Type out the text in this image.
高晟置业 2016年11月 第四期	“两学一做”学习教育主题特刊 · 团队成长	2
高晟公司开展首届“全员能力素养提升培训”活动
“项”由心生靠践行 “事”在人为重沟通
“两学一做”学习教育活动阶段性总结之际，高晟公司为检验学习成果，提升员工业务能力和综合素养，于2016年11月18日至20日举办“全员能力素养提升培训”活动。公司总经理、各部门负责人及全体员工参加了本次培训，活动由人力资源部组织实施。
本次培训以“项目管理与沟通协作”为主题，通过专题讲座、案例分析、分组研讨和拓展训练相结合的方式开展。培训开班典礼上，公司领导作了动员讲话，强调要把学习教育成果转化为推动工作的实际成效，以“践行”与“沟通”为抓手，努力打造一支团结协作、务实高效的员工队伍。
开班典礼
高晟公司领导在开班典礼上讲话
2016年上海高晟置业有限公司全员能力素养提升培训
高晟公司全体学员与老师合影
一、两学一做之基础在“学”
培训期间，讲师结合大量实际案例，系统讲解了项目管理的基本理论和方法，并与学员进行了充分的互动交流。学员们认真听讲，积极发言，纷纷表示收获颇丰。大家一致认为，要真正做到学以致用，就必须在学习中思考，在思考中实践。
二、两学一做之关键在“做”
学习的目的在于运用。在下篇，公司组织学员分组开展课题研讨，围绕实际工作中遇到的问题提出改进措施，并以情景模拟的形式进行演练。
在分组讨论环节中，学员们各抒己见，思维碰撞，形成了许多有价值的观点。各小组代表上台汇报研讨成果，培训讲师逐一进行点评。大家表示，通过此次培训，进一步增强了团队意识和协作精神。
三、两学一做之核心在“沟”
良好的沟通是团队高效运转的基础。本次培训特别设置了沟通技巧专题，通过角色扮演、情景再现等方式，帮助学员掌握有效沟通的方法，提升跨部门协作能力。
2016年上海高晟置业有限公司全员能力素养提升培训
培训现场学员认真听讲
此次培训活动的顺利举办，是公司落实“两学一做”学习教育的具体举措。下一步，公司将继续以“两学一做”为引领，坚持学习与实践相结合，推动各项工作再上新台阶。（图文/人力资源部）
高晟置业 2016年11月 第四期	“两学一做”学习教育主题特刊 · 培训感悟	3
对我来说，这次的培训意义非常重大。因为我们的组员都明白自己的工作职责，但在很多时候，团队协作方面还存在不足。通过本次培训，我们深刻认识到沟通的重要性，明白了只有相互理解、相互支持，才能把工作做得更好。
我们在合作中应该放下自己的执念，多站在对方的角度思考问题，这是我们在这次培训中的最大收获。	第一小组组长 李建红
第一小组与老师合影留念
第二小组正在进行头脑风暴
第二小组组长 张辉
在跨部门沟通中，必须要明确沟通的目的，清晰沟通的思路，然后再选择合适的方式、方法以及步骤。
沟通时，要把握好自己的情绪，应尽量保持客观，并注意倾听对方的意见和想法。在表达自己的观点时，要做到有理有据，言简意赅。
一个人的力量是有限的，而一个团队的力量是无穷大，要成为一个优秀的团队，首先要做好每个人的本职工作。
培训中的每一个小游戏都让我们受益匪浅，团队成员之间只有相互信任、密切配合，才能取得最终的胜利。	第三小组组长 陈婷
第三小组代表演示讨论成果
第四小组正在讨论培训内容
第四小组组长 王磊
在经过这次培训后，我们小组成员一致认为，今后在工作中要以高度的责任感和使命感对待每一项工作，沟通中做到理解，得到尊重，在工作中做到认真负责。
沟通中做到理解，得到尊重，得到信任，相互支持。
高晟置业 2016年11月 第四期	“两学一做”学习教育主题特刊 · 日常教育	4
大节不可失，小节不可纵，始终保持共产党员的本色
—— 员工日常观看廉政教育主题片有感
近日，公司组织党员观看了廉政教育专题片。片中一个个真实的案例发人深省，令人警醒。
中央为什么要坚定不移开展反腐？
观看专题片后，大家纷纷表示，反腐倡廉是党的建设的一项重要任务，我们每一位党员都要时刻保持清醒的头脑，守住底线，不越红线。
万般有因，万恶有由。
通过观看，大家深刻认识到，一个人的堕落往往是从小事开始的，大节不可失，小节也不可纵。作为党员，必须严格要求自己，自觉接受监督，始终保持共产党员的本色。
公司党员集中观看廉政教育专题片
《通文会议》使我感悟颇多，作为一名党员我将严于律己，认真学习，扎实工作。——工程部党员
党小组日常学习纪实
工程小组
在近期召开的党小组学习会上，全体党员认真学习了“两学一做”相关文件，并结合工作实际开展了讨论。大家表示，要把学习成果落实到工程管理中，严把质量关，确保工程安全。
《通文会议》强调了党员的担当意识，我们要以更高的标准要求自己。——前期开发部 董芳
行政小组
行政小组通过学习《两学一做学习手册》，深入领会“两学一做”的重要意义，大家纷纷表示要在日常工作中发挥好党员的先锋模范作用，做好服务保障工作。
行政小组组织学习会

- [EXERCISE]
All of the data above should be transcribed exactly.

- [FULL SOLUTION]
Type out the text in this image.
高晟置业 2016年11月 第四期	“两学一做”学习教育主题特刊 · 团队成长	2
高晟公司开展首届“全员能力素养提升培训”活动
“项”由心生靠践行 “事”在人为重沟通
“两学一做”学习教育活动阶段性总结之际，高晟公司为检验学习成果，提升员工业务能力和综合素养，于2016年11月18日至20日举办“全员能力素养提升培训”活动。公司总经理、各部门负责人及全体员工参加了本次培训，活动由人力资源部组织实施。
本次培训以“项目管理与沟通协作”为主题，通过专题讲座、案例分析、分组研讨和拓展训练相结合的方式开展。培训开班典礼上，公司领导作了动员讲话，强调要把学习教育成果转化为推动工作的实际成效，以“践行”与“沟通”为抓手，努力打造一支团结协作、务实高效的员工队伍。
开班典礼
高晟公司领导在开班典礼上讲话
2016年上海高晟置业有限公司全员能力素养提升培训
高晟公司全体学员与老师合影
一、两学一做之基础在“学”
培训期间，讲师结合大量实际案例，系统讲解了项目管理的基本理论和方法，并与学员进行了充分的互动交流。学员们认真听讲，积极发言，纷纷表示收获颇丰。大家一致认为，要真正做到学以致用，就必须在学习中思考，在思考中实践。
二、两学一做之关键在“做”
学习的目的在于运用。在下篇，公司组织学员分组开展课题研讨，围绕实际工作中遇到的问题提出改进措施，并以情景模拟的形式进行演练。
在分组讨论环节中，学员们各抒己见，思维碰撞，形成了许多有价值的观点。各小组代表上台汇报研讨成果，培训讲师逐一进行点评。大家表示，通过此次培训，进一步增强了团队意识和协作精神。
三、两学一做之核心在“沟”
良好的沟通是团队高效运转的基础。本次培训特别设置了沟通技巧专题，通过角色扮演、情景再现等方式，帮助学员掌握有效沟通的方法，提升跨部门协作能力。
2016年上海高晟置业有限公司全员能力素养提升培训
培训现场学员认真听讲
此次培训活动的顺利举办，是公司落实“两学一做”学习教育的具体举措。下一步，公司将继续以“两学一做”为引领，坚持学习与实践相结合，推动各项工作再上新台阶。（图文/人力资源部）
高晟置业 2016年11月 第四期	“两学一做”学习教育主题特刊 · 培训感悟	3
对我来说，这次的培训意义非常重大。因为我们的组员都明白自己的工作职责，但在很多时候，团队协作方面还存在不足。通过本次培训，我们深刻认识到沟通的重要性，明白了只有相互理解、相互支持，才能把工作做得更好。
我们在合作中应该放下自己的执念，多站在对方的角度思考问题，这是我们在这次培训中的最大收获。	第一小组组长 李建红
第一小组与老师合影留念
第二小组正在进行头脑风暴
第二小组组长 张辉
在跨部门沟通中，必须要明确沟通的目的，清晰沟通的思路，然后再选择合适的方式、方法以及步骤。
沟通时，要把握好自己的情绪，应尽量保持客观，并注意倾听对方的意见和想法。在表达自己的观点时，要做到有理有据，言简意赅。
一个人的力量是有限的，而一个团队的力量是无穷大，要成为一个优秀的团队，首先要做好每个人的本职工作。
培训中的每一个小游戏都让我们受益匪浅，团队成员之间只有相互信任、密切配合，才能取得最终的胜利。	第三小组组长 陈婷
第三小组代表演示讨论成果
第四小组正在讨论培训内容
第四小组组长 王磊
在经过这次培训后，我们小组成员一致认为，今后在工作中要以高度的责任感和使命感对待每一项工作，沟通中做到理解，得到尊重，在工作中做到认真负责。
沟通中做到理解，得到尊重，得到信任，相互支持。
高晟置业 2016年11月 第四期	“两学一做”学习教育主题特刊 · 日常教育	4
大节不可失，小节不可纵，始终保持共产党员的本色
—— 员工日常观看廉政教育主题片有感
近日，公司组织党员观看了廉政教育专题片。片中一个个真实的案例发人深省，令人警醒。
中央为什么要坚定不移开展反腐？
观看专题片后，大家纷纷表示，反腐倡廉是党的建设的一项重要任务，我们每一位党员都要时刻保持清醒的头脑，守住底线，不越红线。
万般有因，万恶有由。
通过观看，大家深刻认识到，一个人的堕落往往是从小事开始的，大节不可失，小节也不可纵。作为党员，必须严格要求自己，自觉接受监督，始终保持共产党员的本色。
公司党员集中观看廉政教育专题片
《通文会议》使我感悟颇多，作为一名党员我将严于律己，认真学习，扎实工作。——工程部党员
党小组日常学习纪实
工程小组
在近期召开的党小组学习会上，全体党员认真学习了“两学一做”相关文件，并结合工作实际开展了讨论。大家表示，要把学习成果落实到工程管理中，严把质量关，确保工程安全。
《通文会议》强调了党员的担当意识，我们要以更高的标准要求自己。——前期开发部 董芳
行政小组
行政小组通过学习《两学一做学习手册》，深入领会“两学一做”的重要意义，大家纷纷表示要在日常工作中发挥好党员的先锋模范作用，做好服务保障工作。
行政小组组织学习会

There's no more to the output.